Go through the lines below and copy each one that holds the string "Закупка".

EXTRACTED DATA:
********
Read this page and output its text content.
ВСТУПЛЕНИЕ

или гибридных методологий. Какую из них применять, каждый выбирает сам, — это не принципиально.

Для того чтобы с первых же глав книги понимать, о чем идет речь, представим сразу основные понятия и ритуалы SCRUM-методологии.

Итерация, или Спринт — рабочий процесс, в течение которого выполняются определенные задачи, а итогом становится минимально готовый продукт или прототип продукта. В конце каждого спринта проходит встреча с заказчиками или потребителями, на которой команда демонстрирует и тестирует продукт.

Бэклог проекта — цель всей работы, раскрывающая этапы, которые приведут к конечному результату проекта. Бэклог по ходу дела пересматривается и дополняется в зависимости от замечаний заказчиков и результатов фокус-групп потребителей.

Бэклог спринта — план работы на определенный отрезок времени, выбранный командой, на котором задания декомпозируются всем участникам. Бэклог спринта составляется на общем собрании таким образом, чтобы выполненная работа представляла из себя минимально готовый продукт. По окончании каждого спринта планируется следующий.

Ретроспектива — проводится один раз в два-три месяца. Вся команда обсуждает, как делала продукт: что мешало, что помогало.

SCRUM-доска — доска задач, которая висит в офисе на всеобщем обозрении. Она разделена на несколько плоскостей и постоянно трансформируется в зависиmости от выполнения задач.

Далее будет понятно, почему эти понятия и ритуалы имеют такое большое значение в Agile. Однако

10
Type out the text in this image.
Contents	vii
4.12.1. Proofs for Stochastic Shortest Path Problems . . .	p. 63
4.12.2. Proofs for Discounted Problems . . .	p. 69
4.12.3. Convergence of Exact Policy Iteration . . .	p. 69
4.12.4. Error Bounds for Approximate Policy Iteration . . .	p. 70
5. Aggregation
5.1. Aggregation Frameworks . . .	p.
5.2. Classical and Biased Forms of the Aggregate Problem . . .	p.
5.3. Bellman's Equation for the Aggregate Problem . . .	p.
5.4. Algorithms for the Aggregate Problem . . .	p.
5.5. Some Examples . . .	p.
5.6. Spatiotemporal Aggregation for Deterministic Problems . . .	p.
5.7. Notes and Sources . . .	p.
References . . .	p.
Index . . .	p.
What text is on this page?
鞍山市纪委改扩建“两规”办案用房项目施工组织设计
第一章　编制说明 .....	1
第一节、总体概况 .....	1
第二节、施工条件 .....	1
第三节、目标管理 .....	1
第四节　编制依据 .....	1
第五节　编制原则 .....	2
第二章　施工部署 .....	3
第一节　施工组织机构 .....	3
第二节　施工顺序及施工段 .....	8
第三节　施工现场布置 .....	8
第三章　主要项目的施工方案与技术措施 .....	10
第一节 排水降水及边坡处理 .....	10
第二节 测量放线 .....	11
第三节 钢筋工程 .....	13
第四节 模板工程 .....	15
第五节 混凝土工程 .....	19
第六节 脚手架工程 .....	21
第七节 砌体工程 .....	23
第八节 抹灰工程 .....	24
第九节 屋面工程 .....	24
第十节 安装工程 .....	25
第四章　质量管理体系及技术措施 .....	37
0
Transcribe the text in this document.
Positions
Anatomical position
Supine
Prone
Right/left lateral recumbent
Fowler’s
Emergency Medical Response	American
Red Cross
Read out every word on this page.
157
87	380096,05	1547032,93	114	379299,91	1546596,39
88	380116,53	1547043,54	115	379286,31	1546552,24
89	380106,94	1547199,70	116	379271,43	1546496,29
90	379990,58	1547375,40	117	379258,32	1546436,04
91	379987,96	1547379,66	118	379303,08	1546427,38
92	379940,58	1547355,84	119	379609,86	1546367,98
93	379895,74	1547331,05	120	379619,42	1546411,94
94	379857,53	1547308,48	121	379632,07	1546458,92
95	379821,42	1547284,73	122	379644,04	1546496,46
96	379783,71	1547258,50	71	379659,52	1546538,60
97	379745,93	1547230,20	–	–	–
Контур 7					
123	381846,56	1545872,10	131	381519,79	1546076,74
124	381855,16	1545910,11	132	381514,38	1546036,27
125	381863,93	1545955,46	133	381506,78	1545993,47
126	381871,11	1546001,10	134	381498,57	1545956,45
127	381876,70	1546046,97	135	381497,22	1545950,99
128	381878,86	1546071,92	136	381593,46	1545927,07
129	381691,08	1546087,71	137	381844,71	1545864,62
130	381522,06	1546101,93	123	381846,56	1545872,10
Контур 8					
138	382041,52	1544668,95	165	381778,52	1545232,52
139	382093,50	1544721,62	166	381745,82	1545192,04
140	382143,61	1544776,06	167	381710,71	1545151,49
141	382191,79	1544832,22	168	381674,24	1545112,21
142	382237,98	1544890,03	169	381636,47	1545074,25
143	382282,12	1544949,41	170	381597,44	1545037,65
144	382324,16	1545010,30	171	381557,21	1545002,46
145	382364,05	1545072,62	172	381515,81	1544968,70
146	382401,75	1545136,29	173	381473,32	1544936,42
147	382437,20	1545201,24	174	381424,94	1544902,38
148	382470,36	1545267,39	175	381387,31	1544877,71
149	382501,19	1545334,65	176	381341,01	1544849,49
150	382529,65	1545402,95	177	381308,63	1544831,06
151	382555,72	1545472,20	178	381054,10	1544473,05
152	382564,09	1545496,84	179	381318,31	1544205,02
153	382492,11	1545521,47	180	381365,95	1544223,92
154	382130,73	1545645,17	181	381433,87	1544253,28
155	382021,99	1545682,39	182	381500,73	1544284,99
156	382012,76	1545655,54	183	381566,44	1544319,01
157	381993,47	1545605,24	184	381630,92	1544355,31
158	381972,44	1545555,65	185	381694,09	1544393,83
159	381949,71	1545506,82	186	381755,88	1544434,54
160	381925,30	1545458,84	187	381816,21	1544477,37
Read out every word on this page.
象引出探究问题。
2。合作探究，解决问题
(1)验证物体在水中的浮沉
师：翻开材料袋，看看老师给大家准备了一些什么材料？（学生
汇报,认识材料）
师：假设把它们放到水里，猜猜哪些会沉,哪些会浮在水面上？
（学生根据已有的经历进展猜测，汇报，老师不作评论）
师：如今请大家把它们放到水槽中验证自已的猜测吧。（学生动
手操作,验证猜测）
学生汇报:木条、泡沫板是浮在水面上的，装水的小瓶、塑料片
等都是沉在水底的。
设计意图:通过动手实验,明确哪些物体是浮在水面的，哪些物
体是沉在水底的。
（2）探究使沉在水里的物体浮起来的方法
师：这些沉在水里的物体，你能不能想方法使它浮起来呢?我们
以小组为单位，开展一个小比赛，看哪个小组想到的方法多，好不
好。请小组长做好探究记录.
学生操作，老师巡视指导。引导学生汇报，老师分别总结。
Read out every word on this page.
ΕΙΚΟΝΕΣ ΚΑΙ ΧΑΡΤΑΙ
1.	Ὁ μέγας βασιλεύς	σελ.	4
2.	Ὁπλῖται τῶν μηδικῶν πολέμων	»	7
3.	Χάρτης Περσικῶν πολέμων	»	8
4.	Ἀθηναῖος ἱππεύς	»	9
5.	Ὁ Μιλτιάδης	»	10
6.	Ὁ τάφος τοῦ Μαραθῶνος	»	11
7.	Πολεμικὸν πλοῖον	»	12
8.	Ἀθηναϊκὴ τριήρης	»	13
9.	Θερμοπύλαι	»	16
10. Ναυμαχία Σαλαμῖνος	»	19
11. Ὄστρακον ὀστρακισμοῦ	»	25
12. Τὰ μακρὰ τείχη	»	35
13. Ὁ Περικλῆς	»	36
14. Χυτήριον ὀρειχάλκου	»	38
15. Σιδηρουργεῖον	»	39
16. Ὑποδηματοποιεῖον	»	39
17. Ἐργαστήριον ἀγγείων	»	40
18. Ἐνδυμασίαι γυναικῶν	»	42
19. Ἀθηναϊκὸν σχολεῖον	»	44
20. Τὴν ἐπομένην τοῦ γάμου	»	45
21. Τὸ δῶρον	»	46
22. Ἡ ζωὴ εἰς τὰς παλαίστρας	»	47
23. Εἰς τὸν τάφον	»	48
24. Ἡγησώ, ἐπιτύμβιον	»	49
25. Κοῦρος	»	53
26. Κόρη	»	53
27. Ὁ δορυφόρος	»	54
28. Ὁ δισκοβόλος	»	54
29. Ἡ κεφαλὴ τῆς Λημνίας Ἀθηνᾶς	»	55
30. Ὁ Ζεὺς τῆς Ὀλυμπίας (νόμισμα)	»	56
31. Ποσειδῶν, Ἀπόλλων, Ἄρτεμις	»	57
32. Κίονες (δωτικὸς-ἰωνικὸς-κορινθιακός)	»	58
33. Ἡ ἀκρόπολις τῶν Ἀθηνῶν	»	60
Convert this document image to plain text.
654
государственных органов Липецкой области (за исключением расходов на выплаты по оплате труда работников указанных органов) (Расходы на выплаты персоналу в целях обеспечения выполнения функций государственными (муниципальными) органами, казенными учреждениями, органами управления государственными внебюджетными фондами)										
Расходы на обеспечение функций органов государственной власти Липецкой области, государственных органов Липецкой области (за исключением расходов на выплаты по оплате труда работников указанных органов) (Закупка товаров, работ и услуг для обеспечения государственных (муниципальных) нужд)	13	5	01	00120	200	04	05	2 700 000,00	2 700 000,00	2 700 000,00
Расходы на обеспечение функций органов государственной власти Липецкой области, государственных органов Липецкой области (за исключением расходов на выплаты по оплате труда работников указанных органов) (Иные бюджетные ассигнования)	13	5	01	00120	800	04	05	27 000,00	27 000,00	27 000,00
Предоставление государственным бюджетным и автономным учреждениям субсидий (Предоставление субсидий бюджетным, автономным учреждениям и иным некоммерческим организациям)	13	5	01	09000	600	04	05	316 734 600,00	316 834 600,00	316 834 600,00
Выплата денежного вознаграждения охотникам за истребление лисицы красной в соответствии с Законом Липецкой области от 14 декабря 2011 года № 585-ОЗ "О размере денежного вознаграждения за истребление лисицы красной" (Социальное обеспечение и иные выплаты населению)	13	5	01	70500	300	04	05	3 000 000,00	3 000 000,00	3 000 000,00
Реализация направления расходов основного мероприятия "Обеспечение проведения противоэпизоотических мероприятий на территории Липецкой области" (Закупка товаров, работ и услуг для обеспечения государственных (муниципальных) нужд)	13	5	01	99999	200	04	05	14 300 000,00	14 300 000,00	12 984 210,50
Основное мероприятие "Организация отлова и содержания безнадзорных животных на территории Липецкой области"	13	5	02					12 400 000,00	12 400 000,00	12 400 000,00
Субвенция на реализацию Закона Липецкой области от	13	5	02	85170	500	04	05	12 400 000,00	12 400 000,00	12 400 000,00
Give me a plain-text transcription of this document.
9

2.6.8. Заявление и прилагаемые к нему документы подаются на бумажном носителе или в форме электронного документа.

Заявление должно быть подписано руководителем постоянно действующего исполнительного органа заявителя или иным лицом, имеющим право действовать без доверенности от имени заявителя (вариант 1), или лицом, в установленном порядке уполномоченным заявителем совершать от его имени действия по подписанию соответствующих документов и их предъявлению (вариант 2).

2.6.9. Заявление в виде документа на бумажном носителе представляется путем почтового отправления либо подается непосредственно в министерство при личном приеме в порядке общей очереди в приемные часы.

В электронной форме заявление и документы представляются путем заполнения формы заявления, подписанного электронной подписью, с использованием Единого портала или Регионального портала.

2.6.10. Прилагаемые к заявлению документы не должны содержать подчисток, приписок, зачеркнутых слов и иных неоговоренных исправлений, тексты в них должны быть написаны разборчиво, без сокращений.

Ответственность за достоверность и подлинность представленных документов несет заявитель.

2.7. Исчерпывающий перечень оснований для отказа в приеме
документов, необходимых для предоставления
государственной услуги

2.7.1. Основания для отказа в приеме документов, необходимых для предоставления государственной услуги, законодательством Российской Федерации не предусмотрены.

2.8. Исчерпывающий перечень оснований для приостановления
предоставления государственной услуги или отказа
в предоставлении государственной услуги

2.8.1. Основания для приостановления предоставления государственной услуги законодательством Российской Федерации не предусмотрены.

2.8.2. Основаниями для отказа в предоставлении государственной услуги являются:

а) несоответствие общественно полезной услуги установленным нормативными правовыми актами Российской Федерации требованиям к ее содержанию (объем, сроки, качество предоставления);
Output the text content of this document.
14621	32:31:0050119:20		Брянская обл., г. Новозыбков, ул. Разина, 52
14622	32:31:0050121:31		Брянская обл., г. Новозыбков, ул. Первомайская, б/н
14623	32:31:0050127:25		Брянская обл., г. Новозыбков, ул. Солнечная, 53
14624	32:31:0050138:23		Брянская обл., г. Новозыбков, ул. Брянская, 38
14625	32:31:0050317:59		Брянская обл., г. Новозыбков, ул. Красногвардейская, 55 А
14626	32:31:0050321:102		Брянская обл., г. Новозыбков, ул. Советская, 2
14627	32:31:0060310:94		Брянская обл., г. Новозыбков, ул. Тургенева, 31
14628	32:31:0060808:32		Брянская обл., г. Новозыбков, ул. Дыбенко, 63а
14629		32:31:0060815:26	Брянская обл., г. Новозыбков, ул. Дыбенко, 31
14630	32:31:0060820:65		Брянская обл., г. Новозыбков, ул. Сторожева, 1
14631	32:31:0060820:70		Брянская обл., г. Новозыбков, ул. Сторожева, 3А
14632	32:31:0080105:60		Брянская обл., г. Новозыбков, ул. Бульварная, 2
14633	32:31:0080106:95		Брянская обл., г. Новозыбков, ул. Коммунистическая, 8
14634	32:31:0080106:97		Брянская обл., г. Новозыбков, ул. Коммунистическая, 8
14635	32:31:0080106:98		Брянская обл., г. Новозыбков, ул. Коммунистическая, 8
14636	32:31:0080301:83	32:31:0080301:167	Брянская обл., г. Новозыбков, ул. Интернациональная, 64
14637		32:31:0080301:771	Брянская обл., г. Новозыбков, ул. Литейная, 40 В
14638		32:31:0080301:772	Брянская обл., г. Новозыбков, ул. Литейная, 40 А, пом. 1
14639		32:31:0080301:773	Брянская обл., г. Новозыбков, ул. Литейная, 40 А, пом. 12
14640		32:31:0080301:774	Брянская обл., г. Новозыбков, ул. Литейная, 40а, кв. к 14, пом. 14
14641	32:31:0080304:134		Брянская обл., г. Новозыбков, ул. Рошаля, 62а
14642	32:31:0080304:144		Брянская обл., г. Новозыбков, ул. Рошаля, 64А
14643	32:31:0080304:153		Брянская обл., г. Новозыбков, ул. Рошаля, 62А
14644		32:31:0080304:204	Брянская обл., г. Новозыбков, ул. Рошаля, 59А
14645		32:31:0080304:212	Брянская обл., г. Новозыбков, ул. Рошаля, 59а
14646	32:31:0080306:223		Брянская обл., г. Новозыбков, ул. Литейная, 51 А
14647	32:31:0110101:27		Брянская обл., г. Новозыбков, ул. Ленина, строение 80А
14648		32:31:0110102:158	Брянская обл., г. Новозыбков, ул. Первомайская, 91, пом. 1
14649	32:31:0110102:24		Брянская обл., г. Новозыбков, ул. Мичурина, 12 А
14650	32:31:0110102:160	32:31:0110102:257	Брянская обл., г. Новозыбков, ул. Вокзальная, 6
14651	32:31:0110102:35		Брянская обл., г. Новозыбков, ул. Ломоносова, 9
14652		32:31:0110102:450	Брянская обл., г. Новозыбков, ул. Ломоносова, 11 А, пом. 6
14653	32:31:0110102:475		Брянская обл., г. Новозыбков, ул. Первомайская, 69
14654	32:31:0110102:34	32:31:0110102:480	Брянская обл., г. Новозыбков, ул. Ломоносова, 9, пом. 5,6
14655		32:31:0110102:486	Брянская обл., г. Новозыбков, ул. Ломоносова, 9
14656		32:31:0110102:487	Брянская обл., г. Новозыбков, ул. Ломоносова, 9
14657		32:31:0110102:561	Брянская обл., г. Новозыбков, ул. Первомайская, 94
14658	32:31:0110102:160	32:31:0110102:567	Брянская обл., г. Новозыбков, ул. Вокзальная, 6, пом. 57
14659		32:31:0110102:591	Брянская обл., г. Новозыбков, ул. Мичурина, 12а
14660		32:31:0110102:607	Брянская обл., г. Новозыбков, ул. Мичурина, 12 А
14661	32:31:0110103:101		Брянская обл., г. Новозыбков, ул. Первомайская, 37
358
********
FINAL ANSWER:
Расходы на обеспечение функций органов государственной власти Липецкой области, государственных органов Липецкой области (за исключением расходов на выплаты по оплате труда работников указанных органов) (Закупка товаров, работ и услуг для обеспечения государственных (муниципальных) нужд)	13	5	01	00120	200	04	05	2 700 000,00	2 700 000,00	2 700 000,00
Реализация направления расходов основного мероприятия "Обеспечение проведения противоэпизоотических мероприятий на территории Липецкой области" (Закупка товаров, работ и услуг для обеспечения государственных (муниципальных) нужд)	13	5	01	99999	200	04	05	14 300 000,00	14 300 000,00	12 984 210,50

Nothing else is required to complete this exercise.